STATED TASK -
Extract all lines that hold the string "title".

Records contained in a dataset -
↓↓↓

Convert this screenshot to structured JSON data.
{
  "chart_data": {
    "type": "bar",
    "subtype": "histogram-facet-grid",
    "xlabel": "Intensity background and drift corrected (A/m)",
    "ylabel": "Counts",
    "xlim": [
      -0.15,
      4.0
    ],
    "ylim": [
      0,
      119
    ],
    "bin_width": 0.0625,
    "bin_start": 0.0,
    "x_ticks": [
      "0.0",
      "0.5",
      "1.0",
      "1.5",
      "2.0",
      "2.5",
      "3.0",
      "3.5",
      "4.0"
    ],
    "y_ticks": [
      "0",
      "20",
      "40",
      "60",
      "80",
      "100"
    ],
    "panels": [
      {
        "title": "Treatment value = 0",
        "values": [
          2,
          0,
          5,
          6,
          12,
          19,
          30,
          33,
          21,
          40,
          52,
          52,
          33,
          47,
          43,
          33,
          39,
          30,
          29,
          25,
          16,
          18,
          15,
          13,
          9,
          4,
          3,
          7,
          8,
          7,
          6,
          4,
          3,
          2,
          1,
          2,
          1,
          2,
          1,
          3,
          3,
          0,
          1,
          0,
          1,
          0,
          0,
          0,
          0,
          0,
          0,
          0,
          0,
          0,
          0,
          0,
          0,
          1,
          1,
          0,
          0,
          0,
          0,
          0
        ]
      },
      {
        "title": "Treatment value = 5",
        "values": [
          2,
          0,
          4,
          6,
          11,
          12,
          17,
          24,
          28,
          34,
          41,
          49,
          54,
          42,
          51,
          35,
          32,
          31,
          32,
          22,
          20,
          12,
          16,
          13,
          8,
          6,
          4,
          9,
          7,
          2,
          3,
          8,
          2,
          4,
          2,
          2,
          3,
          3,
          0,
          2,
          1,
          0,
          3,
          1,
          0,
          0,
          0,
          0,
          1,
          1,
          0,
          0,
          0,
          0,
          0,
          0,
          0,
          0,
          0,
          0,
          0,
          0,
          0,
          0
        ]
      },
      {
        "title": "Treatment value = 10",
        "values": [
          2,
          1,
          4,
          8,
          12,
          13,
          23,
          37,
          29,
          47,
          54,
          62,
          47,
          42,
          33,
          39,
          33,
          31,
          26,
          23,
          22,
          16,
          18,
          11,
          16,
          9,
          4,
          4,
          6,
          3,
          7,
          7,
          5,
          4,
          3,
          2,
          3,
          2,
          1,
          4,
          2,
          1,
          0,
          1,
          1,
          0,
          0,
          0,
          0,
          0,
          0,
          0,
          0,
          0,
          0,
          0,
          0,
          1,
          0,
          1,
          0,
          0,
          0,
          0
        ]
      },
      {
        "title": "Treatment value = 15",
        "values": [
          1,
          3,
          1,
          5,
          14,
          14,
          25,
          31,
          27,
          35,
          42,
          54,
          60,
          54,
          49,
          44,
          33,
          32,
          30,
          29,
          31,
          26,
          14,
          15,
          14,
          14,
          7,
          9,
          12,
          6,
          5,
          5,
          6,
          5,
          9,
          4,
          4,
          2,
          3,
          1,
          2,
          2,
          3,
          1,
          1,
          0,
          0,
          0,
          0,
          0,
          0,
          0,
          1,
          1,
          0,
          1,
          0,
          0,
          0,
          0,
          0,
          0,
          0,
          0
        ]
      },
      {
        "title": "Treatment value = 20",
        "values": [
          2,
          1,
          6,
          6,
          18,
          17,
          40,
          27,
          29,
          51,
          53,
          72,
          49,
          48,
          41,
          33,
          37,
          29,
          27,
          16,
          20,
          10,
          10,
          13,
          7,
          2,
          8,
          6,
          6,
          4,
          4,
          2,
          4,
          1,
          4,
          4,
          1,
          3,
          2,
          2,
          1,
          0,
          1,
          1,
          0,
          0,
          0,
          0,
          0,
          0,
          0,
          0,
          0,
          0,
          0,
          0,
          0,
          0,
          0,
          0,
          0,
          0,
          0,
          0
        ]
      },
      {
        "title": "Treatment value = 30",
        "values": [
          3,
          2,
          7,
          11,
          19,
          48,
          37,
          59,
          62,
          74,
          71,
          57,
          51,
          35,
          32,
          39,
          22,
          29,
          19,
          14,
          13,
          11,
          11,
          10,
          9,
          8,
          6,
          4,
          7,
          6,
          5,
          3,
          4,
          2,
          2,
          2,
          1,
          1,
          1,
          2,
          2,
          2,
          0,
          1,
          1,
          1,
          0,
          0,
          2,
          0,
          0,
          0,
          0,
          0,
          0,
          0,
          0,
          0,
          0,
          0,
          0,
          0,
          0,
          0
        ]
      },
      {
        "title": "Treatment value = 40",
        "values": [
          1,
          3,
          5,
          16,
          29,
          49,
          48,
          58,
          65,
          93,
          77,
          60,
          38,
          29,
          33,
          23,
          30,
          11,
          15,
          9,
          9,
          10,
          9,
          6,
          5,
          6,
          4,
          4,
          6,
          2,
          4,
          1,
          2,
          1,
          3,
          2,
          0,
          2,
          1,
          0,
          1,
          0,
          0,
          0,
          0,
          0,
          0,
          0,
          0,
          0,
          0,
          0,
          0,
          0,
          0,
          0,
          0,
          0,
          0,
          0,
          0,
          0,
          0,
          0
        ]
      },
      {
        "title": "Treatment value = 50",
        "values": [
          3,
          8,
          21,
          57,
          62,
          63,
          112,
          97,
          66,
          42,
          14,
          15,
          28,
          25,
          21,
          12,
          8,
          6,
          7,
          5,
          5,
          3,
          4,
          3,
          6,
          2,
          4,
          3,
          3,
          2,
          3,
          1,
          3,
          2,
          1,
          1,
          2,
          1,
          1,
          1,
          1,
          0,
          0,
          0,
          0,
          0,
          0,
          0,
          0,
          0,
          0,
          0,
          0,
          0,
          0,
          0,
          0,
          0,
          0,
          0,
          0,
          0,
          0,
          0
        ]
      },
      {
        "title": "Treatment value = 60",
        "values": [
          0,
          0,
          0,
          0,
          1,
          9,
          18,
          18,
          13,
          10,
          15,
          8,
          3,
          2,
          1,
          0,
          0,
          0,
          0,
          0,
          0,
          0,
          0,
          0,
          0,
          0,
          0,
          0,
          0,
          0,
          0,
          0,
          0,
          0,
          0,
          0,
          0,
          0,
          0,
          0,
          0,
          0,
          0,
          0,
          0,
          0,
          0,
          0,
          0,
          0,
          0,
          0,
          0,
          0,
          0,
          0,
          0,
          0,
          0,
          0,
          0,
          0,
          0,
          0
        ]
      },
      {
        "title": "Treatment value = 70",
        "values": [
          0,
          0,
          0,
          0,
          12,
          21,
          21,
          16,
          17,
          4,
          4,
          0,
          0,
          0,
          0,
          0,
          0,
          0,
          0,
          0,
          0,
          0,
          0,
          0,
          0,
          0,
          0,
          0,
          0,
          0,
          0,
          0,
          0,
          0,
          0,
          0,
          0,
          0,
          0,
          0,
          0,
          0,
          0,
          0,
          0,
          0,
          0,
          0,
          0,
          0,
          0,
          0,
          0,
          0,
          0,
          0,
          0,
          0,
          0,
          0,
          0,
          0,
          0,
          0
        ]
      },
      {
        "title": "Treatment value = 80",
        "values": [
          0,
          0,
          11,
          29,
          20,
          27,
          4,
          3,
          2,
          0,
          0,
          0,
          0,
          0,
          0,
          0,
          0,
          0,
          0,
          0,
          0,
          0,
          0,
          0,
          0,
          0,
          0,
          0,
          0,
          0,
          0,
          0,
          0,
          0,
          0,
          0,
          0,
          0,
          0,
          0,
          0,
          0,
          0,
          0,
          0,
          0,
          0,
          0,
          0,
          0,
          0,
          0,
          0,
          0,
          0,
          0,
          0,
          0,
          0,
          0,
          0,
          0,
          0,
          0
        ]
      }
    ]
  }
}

↑↑↑

TASK RESPONSE -
        "title": "Treatment value = 0",
        "title": "Treatment value = 5",
        "title": "Treatment value = 10",
        "title": "Treatment value = 15",
        "title": "Treatment value = 20",
        "title": "Treatment value = 30",
        "title": "Treatment value = 40",
        "title": "Treatment value = 50",
        "title": "Treatment value = 60",
        "title": "Treatment value = 70",
        "title": "Treatment value = 80",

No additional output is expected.